■ **To be done**: Scan the listing below. Report each line that includes "flattened".

■ **Provided information**:
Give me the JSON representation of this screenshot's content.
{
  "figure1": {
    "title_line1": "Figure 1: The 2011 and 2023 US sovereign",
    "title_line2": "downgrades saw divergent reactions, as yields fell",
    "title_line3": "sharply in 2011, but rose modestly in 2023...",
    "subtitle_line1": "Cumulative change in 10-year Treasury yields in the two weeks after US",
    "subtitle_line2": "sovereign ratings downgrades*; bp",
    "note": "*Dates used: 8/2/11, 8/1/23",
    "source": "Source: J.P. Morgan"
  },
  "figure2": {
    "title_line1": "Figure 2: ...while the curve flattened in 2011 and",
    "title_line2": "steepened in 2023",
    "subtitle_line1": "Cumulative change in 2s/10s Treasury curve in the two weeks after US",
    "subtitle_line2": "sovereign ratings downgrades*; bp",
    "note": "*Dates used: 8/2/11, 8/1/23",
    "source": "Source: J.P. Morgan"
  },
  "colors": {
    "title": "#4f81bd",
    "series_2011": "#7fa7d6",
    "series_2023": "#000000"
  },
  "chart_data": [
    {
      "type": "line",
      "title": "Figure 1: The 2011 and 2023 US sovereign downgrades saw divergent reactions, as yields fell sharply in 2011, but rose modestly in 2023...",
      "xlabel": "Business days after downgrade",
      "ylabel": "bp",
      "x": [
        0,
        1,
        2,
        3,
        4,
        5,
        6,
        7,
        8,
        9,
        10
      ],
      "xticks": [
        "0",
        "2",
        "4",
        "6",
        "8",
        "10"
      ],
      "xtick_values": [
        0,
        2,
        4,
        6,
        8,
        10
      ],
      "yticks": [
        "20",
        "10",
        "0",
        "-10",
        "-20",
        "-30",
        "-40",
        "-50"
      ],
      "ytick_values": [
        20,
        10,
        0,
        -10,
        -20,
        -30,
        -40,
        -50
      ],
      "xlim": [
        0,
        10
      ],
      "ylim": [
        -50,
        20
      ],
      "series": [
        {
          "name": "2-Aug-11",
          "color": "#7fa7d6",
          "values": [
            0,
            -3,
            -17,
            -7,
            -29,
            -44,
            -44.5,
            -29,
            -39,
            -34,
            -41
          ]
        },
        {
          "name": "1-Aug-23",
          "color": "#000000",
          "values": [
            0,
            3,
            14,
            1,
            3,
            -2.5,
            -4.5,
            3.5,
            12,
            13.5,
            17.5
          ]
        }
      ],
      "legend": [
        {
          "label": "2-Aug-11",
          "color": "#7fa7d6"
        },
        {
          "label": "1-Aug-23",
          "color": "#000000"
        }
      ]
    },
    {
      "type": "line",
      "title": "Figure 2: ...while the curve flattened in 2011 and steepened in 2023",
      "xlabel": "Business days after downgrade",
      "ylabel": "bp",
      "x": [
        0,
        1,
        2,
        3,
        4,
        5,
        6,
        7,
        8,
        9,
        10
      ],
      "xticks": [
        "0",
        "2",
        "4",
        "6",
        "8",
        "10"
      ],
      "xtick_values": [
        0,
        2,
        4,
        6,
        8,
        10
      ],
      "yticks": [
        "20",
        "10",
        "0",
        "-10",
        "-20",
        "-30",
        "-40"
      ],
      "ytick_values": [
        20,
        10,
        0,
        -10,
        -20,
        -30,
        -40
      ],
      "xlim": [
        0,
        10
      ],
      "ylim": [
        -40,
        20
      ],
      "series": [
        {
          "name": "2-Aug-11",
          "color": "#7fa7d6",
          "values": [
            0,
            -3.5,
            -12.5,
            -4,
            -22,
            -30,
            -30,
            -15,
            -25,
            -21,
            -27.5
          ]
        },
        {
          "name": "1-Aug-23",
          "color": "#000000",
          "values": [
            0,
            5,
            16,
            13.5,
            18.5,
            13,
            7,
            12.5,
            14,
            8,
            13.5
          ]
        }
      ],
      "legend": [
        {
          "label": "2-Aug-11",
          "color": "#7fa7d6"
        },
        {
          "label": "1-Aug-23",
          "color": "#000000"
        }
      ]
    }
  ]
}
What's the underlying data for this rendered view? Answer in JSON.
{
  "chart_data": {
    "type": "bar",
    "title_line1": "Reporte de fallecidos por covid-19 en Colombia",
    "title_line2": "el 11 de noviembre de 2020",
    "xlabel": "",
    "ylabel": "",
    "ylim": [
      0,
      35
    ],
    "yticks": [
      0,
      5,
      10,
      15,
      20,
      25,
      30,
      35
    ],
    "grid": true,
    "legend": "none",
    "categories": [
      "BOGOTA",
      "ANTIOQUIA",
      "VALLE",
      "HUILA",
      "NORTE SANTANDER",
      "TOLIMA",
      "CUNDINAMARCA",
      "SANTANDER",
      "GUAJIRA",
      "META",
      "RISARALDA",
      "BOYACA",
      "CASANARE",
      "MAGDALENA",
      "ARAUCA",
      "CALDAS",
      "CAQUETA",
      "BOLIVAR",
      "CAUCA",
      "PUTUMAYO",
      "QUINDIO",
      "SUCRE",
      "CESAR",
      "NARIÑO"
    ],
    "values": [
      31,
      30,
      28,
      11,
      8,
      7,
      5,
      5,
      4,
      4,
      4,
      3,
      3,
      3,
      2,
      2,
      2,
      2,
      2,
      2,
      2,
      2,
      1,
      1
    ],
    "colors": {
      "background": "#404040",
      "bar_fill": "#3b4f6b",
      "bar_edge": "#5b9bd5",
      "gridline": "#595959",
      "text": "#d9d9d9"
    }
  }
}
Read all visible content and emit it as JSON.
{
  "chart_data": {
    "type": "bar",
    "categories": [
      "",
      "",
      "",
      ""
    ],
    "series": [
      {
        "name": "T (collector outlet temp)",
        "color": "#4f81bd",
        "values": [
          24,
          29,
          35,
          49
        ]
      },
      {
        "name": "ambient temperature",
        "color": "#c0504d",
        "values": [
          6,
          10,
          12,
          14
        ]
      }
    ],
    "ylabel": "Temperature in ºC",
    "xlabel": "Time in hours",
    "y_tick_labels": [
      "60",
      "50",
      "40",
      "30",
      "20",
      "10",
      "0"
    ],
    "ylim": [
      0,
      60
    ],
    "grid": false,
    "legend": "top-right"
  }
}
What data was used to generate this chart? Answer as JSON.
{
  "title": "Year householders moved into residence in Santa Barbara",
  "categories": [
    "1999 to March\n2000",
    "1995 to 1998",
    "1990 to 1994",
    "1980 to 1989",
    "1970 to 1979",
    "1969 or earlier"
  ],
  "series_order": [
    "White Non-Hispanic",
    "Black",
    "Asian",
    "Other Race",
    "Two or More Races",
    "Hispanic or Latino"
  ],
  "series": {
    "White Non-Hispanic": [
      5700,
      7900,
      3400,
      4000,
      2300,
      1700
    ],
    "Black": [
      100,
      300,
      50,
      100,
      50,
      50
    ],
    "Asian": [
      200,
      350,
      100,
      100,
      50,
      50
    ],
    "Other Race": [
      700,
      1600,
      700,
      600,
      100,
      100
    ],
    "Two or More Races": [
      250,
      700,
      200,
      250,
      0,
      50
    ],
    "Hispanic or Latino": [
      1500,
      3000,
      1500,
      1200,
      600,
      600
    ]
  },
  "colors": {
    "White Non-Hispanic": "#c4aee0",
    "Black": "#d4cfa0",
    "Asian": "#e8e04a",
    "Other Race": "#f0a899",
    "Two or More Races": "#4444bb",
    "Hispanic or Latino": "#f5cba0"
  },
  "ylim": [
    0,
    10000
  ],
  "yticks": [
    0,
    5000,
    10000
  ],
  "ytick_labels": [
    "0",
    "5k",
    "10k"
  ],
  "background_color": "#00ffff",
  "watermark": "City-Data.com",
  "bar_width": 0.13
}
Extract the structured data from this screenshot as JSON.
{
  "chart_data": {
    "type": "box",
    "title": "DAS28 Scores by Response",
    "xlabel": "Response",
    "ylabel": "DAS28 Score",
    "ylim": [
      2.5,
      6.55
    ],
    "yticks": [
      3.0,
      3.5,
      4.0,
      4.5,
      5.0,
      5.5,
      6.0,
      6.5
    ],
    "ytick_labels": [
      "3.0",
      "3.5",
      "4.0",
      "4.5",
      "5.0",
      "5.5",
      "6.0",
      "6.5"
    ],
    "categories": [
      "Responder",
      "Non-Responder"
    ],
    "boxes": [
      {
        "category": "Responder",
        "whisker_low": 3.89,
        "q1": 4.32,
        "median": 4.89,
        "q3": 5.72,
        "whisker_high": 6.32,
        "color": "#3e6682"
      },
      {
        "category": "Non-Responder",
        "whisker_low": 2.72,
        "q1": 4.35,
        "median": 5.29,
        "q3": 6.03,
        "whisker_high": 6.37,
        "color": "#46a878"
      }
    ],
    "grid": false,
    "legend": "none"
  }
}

■ **Expected output**:
    "title_line1": "Figure 2: ...while the curve flattened in 2011 and",
      "title": "Figure 2: ...while the curve flattened in 2011 and steepened in 2023",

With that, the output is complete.